Aim of the task: Copy each of the entries below faithfully, setting aside any pictures.
--- Start Data for this exercise ---
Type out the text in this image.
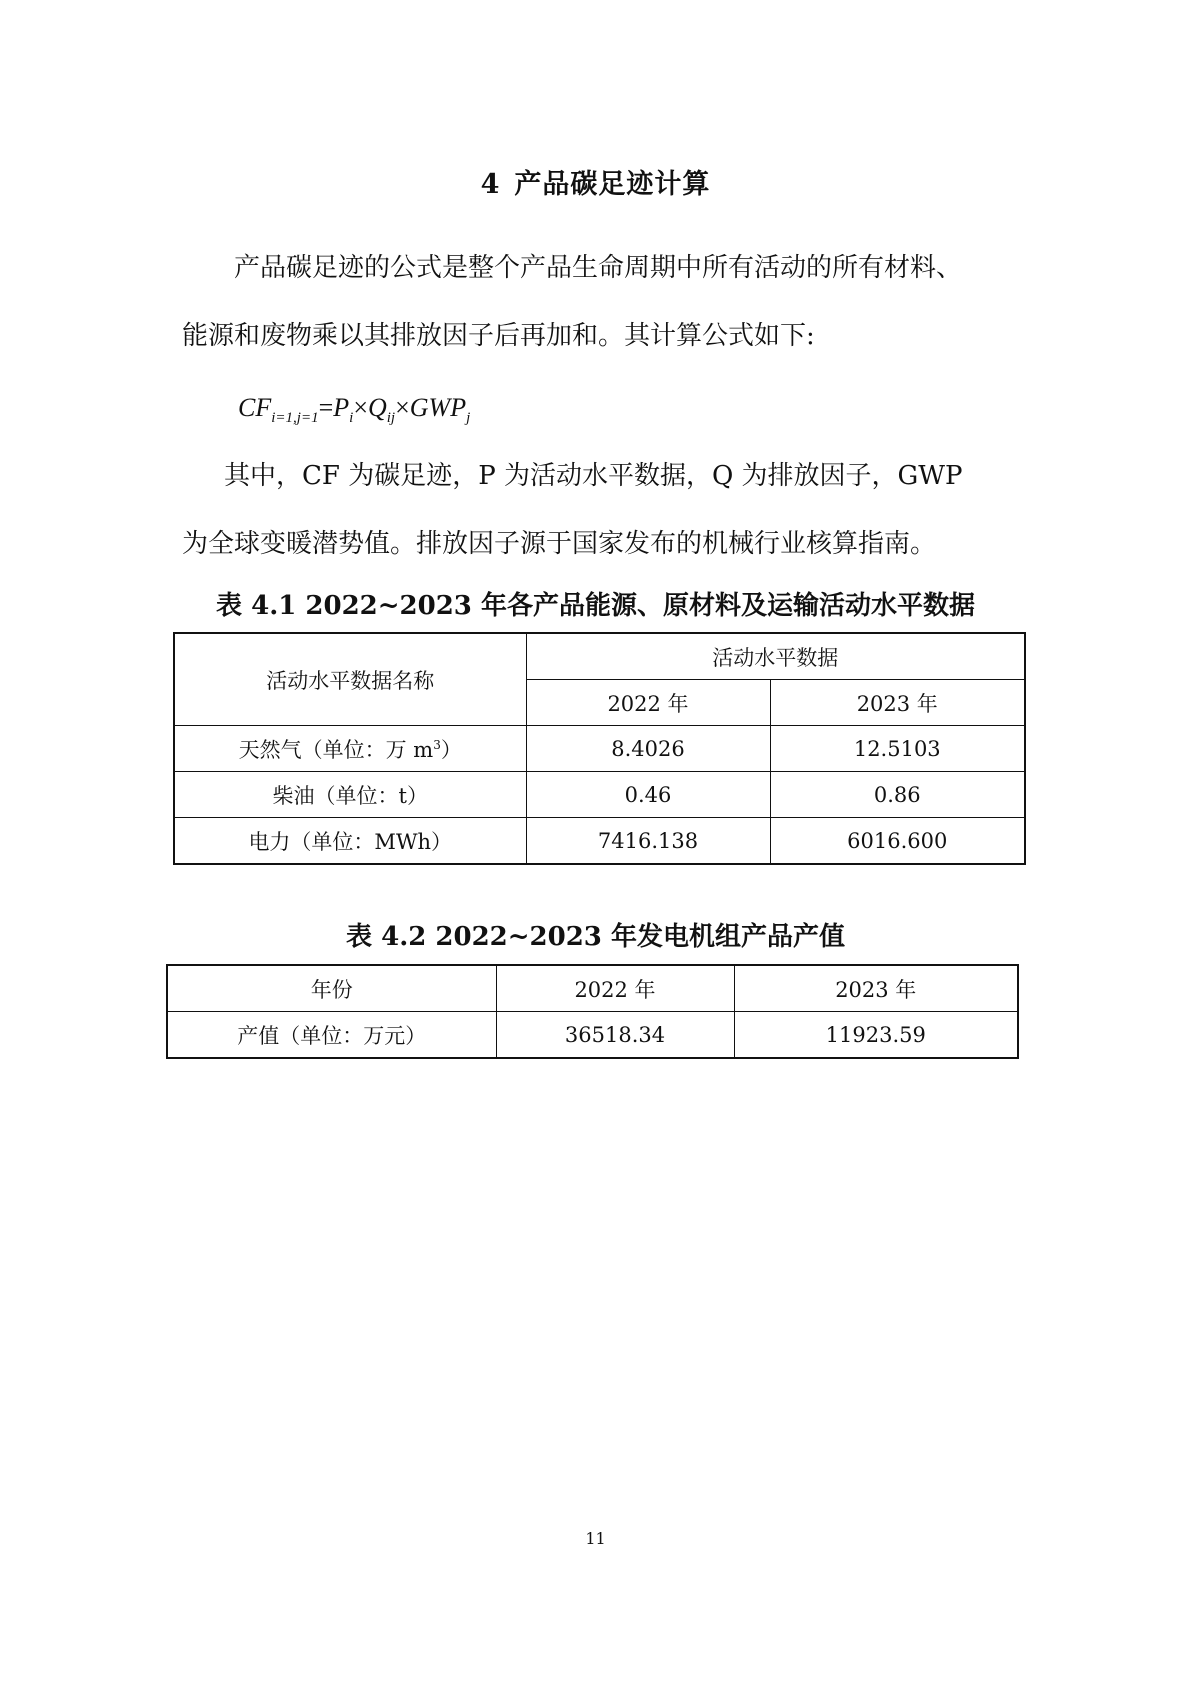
4 产品碳足迹计算
产品碳足迹的公式是整个产品生命周期中所有活动的所有材料、
能源和废物乘以其排放因子后再加和。其计算公式如下:
$CF_{i=1,j=1}=P_i\times Q_{ij}\times GWP_j$
其中，CF 为碳足迹，P 为活动水平数据，Q 为排放因子，GWP
为全球变暖潜势值。排放因子源于国家发布的机械行业核算指南。
表 4.1 2022~2023 年各产品能源、原材料及运输活动水平数据
活动水平数据名称	活动水平数据	
	2022 年	2023 年
天然气（单位：万 $m^3$）	8.4026	12.5103
柴油（单位：t）	0.46	0.86
电力（单位：MWh）	7416.138	6016.600
表 4.2 2022~2023 年发电机组产品产值
年份	2022 年	2023 年
产值（单位：万元）	36518.34	11923.59
11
--- End Data for this exercise ---
Result for this exercise:
Type out the text in this image.
4 产品碳足迹计算
产品碳足迹的公式是整个产品生命周期中所有活动的所有材料、
能源和废物乘以其排放因子后再加和。其计算公式如下:
$CF_{i=1,j=1}=P_i\times Q_{ij}\times GWP_j$
其中，CF 为碳足迹，P 为活动水平数据，Q 为排放因子，GWP
为全球变暖潜势值。排放因子源于国家发布的机械行业核算指南。
表 4.1 2022~2023 年各产品能源、原材料及运输活动水平数据
活动水平数据名称	活动水平数据	
	2022 年	2023 年
天然气（单位：万 $m^3$）	8.4026	12.5103
柴油（单位：t）	0.46	0.86
电力（单位：MWh）	7416.138	6016.600
表 4.2 2022~2023 年发电机组产品产值
年份	2022 年	2023 年
产值（单位：万元）	36518.34	11923.59
11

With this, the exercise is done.